*Zadanie 1:* Przepisz z tekstu o Adamie Małyszu na MŚ w Oslo fragment od „MŚ w Oslo. Małysz: Wiem, na” do „faworytów do medalu?” włącznie.
*Zadanie 2:* Który skoczek według tekstu o Małyszu na MŚ w Oslo wygrał wszystkie serie treningowe, w których startował?
##### Pokazany fragment #####
MŚ w Oslo. Małysz: Wiem, na co mnie stać

- Nie ma co owijać w bawełnę. Najmocniejszy jest Morgenstern. Obiecuję, że podejmę wyzwanie - powiedział Adam Małysz, który zaczyna walkę o medale na MŚ w Oslo.

Małysz: najmocniejszy jest teraz Morgi, ale mi sił do walki nie zabraknie Robert Błoński: Jak się czuje jeden z faworytów do medalu?

Adam Małysz: Normalnie. Już parę razy nim byłem i kilka medali zdobyłem. Nie ma co owijać w bawełnę - najmocniejszy jest tutaj Thomas Morgenstern, który wygrał wszystkie serie treningowe, w których startował. Bardzo daleko skoczył też Gregor Schlierenzauer, ale i ja wygrałem trzy treningi, więc obiecuję, że podejmę wyzwanie. Jest komu walczyć o medale, fajnie, że mimo podeszłego jak na skoczka wieku jestem wśród nich. Teraz najważniejsze to dobrze się wyspać.

W piątek skocznię spowiła mgła. Różniły się warunki od poprzednich dni?
##### Dostarczone dane #####
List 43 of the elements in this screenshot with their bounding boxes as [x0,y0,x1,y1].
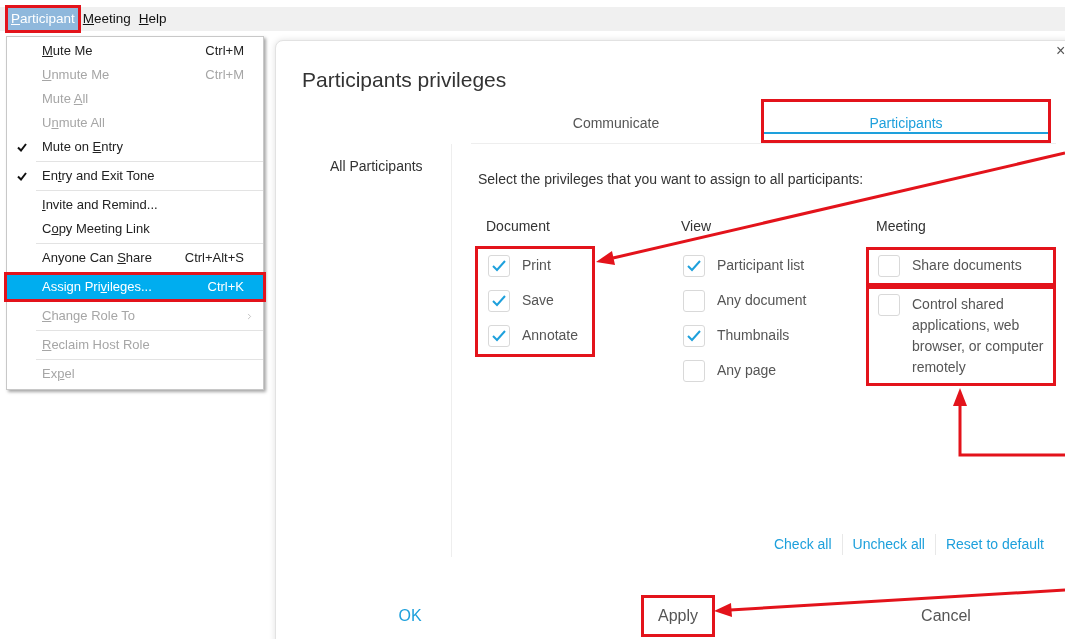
#####
*Wynik końcowy 1:*
MŚ w Oslo. Małysz: Wiem, na co mnie stać

- Nie ma co owijać w bawełnę. Najmocniejszy jest Morgenstern. Obiecuję, że podejmę wyzwanie - powiedział Adam Małysz, który zaczyna walkę o medale na MŚ w Oslo.

Małysz: najmocniejszy jest teraz Morgi, ale mi sił do walki nie zabraknie Robert Błoński: Jak się czuje jeden z faworytów do medalu?

*Wynik końcowy 2:* Thomas Morgenstern.